The request:
Assemble all lines in which the string "negative" appears.

>> start Information supplied

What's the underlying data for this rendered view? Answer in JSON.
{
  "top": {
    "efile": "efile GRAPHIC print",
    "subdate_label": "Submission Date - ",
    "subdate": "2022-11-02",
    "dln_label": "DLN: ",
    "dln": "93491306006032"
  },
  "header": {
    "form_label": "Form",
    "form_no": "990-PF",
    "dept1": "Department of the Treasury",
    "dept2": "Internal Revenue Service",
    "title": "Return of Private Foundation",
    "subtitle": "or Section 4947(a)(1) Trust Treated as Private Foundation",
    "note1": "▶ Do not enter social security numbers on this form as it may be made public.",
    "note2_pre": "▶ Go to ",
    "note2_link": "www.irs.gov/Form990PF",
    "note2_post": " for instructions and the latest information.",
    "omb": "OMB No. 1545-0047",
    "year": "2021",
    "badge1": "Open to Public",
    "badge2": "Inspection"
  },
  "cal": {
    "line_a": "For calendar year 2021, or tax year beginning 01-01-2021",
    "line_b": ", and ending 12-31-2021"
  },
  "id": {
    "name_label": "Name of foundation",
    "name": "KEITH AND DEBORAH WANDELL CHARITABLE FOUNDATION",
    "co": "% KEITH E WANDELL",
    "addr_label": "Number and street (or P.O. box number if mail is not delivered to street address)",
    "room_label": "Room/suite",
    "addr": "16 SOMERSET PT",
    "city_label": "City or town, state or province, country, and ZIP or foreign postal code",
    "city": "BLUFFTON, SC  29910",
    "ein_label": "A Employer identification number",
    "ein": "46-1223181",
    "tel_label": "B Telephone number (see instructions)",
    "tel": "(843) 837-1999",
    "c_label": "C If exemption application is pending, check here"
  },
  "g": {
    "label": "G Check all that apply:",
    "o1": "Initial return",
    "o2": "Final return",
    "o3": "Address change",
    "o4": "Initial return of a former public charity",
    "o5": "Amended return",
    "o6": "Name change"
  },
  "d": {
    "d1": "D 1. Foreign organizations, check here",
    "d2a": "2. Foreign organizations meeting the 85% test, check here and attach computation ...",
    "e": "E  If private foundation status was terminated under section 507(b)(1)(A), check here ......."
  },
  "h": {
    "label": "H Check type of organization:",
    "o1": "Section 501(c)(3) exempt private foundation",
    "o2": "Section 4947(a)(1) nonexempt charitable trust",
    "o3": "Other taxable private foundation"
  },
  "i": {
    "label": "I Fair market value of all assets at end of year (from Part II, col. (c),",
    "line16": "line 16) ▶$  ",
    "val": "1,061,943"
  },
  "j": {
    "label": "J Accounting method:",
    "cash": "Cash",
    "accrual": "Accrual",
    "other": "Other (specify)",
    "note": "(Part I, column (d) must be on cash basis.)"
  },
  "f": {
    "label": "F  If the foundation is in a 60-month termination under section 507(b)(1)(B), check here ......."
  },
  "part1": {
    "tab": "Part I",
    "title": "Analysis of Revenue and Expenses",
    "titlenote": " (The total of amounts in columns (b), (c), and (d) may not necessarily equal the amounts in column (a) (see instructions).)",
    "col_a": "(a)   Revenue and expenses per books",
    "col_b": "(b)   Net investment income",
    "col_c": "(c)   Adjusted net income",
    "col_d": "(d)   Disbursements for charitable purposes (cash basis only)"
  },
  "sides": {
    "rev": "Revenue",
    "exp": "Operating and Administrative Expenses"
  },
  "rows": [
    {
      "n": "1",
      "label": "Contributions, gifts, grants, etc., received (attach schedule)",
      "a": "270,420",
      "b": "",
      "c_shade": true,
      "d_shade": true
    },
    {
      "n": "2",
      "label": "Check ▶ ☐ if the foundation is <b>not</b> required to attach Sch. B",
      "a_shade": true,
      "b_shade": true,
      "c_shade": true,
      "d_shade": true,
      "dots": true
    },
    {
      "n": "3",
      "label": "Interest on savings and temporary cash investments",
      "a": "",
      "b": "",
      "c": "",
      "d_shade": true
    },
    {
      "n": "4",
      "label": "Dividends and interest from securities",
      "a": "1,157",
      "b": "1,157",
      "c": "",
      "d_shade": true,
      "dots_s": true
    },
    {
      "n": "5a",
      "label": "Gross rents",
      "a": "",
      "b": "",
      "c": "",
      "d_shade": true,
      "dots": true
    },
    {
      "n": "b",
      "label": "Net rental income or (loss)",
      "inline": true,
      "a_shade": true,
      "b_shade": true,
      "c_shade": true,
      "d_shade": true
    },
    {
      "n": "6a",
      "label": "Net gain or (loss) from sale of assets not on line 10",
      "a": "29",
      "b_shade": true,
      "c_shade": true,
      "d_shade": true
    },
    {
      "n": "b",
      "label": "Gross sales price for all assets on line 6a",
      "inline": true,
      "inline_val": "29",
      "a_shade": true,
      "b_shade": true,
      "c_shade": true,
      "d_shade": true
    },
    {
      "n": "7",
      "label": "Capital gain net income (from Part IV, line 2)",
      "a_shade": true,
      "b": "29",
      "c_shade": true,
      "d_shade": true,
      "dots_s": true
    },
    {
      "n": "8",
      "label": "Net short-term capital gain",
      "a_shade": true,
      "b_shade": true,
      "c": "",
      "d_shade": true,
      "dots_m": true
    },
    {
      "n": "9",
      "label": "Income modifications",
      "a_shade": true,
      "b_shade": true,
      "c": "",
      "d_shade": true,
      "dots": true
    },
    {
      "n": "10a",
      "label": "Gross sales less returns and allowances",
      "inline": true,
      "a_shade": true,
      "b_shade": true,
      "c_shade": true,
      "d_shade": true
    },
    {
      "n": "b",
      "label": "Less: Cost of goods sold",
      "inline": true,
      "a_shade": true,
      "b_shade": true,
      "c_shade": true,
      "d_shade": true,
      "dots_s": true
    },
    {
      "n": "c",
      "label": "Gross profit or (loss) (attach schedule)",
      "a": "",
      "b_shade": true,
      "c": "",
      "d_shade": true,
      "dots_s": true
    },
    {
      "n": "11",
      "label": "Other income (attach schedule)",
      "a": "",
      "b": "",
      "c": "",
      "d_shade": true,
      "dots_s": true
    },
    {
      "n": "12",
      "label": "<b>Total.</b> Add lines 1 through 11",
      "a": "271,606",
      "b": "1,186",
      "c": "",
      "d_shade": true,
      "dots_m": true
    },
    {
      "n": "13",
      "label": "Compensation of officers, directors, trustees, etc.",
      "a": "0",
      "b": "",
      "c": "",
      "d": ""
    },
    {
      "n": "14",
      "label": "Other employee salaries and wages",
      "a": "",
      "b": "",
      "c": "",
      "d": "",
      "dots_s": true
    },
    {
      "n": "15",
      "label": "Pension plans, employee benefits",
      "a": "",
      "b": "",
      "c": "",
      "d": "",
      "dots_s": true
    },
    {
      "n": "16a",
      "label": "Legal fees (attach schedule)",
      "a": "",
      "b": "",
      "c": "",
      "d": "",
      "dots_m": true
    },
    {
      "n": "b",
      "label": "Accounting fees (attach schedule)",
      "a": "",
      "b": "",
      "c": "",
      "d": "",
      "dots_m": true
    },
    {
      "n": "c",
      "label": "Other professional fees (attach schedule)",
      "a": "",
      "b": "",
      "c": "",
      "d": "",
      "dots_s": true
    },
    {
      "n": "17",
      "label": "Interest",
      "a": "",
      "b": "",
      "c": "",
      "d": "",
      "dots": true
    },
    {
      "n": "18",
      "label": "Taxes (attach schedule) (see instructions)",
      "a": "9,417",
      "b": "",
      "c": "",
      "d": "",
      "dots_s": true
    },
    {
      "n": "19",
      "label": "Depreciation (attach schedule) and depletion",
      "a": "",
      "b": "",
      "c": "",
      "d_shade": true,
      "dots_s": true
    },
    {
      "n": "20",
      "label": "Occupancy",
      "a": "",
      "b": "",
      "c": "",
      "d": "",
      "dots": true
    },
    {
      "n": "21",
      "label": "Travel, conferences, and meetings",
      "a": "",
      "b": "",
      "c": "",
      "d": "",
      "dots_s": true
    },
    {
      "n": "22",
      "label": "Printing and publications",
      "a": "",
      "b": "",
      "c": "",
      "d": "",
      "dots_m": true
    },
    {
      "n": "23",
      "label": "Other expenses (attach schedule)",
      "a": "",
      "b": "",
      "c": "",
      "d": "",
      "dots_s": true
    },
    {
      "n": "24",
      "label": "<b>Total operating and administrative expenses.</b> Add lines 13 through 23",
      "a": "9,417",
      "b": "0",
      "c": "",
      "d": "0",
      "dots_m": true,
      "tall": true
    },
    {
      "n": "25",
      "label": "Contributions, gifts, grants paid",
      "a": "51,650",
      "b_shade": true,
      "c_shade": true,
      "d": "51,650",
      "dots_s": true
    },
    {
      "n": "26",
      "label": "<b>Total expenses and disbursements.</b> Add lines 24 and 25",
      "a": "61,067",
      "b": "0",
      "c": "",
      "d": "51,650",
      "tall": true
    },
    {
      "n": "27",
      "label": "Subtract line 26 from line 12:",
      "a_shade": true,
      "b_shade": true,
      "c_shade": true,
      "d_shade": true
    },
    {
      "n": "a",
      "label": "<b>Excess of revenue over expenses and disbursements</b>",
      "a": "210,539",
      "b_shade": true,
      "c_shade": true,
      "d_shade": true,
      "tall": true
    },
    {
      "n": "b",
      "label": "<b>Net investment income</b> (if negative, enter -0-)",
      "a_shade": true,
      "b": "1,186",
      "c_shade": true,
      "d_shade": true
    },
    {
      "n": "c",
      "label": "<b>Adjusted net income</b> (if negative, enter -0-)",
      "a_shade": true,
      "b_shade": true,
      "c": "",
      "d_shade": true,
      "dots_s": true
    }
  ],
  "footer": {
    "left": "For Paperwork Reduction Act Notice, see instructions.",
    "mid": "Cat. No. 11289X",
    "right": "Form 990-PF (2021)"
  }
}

>> end Information supplied

Worked solution:
      "label": "<b>Net investment income</b> (if negative, enter -0-)",
      "label": "<b>Adjusted net income</b> (if negative, enter -0-)",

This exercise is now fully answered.